**SET PROBLEM**
Return all lines that include the string "object".

------ THE RECORDS ------

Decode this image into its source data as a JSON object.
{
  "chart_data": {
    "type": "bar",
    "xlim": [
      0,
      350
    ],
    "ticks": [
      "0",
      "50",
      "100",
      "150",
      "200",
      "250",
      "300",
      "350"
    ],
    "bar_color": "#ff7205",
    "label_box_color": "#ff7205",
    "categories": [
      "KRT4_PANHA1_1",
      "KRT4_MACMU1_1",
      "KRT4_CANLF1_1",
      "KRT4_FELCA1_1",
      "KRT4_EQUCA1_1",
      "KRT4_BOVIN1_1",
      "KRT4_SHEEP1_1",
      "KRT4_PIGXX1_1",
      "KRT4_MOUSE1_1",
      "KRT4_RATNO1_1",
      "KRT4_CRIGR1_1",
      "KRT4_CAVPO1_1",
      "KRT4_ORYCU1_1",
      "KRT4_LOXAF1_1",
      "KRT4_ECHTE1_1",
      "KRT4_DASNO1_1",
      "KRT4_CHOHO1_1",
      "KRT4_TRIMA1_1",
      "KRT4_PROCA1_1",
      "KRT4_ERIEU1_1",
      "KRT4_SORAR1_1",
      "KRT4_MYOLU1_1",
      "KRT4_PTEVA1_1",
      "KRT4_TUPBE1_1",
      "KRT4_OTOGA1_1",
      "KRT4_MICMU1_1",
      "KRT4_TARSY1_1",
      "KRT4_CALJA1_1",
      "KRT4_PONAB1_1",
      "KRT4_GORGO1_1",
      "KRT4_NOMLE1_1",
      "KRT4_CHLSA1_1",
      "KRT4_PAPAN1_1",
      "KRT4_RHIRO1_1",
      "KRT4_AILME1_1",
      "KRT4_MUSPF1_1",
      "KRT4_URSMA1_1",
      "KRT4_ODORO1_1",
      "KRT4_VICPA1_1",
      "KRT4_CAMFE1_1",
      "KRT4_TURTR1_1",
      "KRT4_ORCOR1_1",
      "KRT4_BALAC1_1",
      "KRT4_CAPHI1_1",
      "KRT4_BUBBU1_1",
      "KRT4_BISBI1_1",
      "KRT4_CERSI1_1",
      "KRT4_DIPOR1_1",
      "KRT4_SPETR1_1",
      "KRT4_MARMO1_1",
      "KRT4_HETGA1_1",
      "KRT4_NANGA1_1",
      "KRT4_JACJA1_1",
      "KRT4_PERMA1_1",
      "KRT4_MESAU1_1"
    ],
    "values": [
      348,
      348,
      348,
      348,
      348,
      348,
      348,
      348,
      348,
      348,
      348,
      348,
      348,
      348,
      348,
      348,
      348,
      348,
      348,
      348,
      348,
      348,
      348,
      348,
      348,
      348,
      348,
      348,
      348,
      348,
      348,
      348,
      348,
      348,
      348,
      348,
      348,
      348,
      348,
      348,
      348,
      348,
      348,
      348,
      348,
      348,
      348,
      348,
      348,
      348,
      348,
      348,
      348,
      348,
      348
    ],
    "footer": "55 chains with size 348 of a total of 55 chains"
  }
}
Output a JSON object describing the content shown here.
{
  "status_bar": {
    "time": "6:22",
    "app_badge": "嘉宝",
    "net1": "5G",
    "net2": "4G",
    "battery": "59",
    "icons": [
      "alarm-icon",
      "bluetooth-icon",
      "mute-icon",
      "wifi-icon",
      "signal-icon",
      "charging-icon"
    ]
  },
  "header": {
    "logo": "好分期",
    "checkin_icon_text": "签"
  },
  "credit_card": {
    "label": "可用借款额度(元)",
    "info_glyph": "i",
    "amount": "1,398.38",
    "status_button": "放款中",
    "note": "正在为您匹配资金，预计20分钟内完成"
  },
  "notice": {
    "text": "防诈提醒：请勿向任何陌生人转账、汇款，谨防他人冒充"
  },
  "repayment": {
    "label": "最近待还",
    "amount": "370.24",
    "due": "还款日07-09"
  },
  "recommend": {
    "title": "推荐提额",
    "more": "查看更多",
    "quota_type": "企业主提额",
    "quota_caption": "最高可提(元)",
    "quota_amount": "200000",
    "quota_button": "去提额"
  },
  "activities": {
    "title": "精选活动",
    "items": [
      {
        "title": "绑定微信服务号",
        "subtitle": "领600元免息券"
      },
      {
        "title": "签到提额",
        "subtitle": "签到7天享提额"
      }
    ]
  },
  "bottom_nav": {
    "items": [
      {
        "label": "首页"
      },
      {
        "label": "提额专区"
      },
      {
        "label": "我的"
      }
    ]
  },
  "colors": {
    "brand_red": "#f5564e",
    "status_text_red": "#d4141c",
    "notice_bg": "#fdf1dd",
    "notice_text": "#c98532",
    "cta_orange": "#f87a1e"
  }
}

------

**ANSWER**
Decode this image into its source data as a JSON object.
Output a JSON object describing the content shown here.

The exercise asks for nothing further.